- [Exercise goal]
Identify, in the records below, every line where the string "title" appears, and copy each such line.
━━━━━ Exercise input ━━━━━
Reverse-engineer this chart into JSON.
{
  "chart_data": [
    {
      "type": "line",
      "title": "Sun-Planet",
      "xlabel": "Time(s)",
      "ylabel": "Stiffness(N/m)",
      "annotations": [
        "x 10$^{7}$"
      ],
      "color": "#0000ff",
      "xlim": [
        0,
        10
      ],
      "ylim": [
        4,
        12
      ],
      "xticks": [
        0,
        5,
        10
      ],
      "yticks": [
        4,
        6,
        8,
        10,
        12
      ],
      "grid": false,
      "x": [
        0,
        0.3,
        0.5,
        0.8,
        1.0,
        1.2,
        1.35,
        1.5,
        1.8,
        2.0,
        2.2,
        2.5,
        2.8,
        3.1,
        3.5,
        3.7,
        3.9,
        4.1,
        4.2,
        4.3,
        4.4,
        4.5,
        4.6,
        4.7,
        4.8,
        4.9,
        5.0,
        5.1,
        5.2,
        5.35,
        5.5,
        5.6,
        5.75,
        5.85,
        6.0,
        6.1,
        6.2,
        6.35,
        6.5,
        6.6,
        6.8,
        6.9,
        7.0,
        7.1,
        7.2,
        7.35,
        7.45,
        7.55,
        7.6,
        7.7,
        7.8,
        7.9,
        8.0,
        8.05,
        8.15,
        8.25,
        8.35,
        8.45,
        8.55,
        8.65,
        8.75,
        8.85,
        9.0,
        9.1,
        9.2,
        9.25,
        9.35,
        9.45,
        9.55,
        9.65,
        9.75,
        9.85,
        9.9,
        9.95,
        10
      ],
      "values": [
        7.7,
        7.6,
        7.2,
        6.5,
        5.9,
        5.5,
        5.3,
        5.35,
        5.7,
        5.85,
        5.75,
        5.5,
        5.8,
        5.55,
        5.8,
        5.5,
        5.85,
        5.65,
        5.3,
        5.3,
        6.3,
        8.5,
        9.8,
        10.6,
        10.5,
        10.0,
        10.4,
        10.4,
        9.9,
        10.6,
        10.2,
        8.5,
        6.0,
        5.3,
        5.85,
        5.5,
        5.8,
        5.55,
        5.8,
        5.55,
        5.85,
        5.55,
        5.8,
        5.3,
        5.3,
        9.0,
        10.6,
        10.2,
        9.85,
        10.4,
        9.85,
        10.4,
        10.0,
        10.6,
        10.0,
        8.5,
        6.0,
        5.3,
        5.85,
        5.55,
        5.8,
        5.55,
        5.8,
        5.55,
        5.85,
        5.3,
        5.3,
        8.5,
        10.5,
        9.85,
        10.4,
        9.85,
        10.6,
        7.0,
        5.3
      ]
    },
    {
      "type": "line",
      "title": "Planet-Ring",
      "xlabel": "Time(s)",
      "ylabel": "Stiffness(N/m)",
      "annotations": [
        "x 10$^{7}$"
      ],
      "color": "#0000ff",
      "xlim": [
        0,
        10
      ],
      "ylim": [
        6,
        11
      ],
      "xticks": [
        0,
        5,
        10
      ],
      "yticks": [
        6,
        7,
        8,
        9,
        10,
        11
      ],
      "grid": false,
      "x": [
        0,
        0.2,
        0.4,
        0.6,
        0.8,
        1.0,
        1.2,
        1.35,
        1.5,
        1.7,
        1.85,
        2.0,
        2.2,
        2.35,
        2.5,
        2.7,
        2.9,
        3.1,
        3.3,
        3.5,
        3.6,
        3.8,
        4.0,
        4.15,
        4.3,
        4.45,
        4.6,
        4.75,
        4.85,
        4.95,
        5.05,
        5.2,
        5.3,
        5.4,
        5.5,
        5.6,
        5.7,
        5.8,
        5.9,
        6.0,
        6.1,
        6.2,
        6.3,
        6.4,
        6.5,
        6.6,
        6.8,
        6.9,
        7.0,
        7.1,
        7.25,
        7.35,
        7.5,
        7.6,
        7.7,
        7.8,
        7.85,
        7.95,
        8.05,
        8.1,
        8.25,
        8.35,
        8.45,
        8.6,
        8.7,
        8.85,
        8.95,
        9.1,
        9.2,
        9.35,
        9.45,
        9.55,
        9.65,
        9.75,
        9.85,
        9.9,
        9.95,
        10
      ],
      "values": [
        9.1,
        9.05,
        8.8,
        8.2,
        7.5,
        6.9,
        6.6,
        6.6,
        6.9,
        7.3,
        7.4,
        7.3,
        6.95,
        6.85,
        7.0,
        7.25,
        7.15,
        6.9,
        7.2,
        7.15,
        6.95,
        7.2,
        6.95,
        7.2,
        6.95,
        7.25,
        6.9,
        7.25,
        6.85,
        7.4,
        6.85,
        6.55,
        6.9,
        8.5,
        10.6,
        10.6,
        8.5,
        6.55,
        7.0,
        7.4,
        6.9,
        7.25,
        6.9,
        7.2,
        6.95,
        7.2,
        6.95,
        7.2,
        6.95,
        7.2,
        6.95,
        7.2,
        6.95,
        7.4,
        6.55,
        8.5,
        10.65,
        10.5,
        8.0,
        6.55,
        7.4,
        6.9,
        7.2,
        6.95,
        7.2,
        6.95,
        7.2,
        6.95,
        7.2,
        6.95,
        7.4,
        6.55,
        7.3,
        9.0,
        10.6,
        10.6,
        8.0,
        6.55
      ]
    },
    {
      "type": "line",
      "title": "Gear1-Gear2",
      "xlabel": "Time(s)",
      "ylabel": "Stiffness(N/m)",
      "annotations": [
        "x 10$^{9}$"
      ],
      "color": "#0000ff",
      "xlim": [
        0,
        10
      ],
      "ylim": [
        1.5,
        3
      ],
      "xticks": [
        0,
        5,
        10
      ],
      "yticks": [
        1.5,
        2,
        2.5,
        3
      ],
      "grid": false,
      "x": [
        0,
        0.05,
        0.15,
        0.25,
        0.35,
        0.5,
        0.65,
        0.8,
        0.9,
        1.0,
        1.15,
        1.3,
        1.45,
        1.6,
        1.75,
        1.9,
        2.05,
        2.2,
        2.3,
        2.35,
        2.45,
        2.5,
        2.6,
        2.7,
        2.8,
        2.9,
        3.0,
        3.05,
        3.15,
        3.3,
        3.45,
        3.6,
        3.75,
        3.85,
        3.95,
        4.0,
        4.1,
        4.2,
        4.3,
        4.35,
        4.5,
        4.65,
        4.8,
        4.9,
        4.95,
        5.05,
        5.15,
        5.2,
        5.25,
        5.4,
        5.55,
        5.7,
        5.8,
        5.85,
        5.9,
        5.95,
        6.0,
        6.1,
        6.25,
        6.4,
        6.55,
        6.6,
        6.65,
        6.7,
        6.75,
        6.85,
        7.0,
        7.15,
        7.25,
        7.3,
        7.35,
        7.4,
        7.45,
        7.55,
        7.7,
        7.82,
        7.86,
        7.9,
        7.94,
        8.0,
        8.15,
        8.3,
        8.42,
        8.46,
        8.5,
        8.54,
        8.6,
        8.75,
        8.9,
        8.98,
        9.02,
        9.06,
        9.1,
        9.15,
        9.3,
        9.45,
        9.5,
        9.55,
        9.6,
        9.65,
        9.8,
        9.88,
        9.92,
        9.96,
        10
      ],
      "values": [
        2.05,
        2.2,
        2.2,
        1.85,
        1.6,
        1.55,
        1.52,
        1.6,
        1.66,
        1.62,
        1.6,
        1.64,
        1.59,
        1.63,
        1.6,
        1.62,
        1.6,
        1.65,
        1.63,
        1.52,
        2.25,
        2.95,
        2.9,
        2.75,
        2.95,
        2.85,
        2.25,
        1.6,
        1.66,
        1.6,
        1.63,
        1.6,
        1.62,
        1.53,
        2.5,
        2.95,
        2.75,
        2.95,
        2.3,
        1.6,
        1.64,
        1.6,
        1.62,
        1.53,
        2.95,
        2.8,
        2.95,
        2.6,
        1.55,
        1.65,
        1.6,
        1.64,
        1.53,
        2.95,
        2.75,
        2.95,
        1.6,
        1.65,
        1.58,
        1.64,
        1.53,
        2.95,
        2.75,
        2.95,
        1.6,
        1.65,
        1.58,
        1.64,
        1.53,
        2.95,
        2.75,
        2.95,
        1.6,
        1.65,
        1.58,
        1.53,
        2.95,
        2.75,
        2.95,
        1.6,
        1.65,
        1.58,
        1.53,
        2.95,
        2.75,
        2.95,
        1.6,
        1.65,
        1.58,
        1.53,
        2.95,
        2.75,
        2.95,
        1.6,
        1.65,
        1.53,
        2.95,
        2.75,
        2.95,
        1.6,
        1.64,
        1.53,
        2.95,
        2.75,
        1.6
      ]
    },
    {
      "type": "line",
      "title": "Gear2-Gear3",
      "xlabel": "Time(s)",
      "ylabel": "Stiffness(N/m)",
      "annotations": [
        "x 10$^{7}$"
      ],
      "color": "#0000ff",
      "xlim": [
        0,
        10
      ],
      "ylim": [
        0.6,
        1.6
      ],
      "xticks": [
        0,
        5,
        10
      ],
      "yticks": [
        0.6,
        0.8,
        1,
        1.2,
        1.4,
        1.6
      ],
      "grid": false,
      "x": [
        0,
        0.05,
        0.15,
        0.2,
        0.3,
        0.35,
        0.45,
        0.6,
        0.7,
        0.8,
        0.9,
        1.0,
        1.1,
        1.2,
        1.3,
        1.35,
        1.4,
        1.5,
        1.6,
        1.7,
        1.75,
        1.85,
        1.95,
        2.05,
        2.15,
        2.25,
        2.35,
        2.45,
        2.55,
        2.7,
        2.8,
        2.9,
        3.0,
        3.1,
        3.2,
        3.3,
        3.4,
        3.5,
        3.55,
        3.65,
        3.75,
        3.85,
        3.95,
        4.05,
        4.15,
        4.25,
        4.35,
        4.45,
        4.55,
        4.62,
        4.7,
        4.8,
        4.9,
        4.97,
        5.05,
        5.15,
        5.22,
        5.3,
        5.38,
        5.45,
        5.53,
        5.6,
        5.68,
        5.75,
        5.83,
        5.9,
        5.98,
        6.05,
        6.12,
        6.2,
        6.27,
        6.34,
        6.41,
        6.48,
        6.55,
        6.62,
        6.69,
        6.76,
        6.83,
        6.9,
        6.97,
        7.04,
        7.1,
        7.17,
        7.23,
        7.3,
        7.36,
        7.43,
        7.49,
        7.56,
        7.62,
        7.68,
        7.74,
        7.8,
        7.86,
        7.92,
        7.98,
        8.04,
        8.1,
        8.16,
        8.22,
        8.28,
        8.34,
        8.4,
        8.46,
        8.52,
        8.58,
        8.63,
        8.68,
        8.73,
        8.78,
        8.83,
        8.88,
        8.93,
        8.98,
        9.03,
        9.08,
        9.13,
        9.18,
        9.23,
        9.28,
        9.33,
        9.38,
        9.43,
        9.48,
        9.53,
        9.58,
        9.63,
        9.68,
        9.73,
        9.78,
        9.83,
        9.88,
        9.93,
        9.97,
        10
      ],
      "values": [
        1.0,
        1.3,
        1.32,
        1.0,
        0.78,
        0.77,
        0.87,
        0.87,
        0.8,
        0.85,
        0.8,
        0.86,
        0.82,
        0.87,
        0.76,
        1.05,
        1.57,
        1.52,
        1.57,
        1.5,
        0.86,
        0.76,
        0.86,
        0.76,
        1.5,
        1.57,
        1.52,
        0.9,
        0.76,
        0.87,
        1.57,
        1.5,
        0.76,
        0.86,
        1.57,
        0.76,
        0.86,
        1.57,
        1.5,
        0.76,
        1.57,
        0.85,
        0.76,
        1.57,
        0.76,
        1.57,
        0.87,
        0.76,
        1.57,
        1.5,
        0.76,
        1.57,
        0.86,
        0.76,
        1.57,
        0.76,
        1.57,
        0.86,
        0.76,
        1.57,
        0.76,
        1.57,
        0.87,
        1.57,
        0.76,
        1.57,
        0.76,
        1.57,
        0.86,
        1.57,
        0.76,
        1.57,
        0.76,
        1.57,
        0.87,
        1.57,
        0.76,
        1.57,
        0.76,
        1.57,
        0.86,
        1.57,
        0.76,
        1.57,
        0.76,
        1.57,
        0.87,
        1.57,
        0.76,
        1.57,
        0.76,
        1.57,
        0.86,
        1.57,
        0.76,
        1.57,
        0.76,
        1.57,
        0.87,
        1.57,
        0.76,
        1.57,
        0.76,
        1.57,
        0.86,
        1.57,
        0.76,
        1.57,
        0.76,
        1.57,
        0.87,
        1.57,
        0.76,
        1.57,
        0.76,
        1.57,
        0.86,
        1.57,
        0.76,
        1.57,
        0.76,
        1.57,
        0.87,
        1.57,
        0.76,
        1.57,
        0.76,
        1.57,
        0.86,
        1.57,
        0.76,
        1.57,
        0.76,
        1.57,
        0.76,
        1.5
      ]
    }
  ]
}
━━━━━
- [Exercise output]
      "title": "Sun-Planet",
      "title": "Planet-Ring",
      "title": "Gear1-Gear2",
      "title": "Gear2-Gear3",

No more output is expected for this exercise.